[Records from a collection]
------------------------------

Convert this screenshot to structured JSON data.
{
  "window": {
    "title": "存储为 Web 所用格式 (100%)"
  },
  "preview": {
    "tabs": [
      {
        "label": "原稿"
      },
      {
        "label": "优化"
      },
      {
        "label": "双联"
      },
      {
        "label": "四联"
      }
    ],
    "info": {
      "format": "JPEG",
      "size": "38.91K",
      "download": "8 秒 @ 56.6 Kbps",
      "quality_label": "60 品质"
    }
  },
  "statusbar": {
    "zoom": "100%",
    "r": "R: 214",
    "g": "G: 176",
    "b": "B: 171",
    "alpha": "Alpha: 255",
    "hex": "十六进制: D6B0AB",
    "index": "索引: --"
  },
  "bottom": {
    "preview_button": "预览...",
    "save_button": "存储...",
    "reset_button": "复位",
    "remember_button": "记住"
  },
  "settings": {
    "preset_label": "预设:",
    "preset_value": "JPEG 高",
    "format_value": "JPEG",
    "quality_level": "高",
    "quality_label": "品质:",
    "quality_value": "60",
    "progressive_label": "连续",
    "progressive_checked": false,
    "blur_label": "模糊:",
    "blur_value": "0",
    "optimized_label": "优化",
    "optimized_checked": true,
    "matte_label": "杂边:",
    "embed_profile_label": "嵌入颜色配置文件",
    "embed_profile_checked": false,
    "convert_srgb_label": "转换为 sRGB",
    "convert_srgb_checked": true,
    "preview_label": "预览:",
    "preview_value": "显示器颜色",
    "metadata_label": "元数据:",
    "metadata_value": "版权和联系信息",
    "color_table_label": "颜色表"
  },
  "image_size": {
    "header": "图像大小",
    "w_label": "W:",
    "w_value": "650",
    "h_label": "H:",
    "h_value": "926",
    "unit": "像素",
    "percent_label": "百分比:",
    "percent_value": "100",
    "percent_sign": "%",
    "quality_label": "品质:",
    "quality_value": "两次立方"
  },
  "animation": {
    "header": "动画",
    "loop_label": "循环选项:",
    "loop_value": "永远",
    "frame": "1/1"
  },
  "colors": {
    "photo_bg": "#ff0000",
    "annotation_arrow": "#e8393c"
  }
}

------------------------------

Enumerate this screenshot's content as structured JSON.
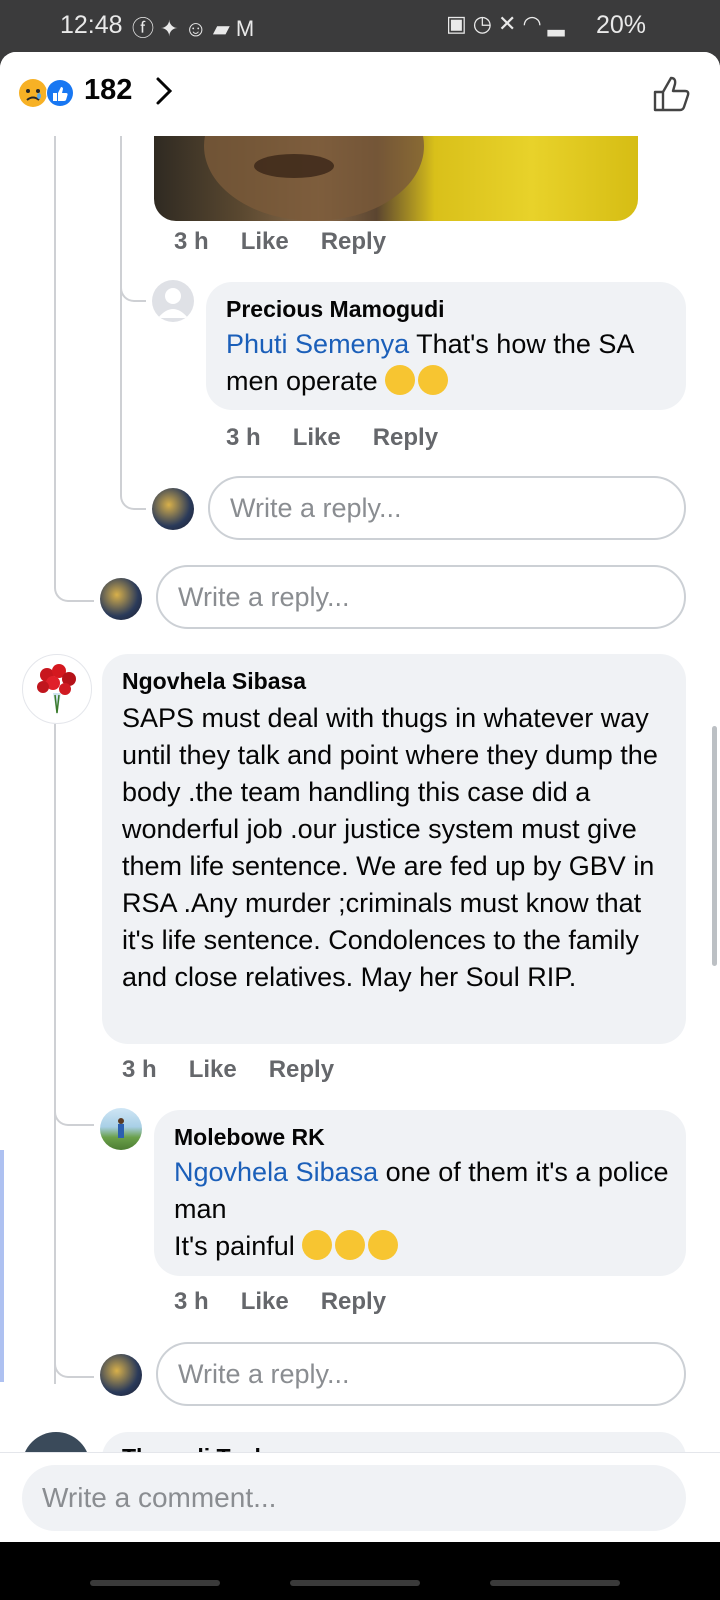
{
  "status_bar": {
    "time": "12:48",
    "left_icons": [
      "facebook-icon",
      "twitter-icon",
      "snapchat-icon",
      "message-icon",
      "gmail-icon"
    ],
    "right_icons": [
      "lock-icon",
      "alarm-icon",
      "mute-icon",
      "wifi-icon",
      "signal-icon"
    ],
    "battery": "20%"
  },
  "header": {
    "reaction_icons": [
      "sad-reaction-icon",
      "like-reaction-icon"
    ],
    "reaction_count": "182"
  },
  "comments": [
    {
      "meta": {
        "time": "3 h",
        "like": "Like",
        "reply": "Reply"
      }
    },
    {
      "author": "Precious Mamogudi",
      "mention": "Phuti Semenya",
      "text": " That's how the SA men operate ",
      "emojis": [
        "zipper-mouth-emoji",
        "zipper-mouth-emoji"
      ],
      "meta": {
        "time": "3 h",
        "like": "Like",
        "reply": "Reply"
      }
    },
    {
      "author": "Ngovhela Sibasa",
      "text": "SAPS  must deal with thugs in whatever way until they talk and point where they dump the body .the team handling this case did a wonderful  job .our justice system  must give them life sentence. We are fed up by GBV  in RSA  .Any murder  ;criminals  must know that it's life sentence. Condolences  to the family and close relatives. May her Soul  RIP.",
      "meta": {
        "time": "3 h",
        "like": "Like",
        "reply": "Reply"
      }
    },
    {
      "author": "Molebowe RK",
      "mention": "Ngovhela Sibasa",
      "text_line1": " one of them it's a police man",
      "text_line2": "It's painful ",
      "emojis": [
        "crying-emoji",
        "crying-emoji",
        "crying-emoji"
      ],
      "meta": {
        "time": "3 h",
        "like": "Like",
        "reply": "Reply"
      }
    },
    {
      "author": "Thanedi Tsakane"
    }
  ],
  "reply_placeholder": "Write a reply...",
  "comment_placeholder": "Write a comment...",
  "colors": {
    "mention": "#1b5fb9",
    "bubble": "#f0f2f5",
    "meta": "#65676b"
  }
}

------------------------------

_WRITTEN EXERCISE_:
Reproduce each line of the material containing the word "Sibasa".

_RESPONSE FOR THIS EXERCISE_:
      "author": "Ngovhela Sibasa",
      "mention": "Ngovhela Sibasa",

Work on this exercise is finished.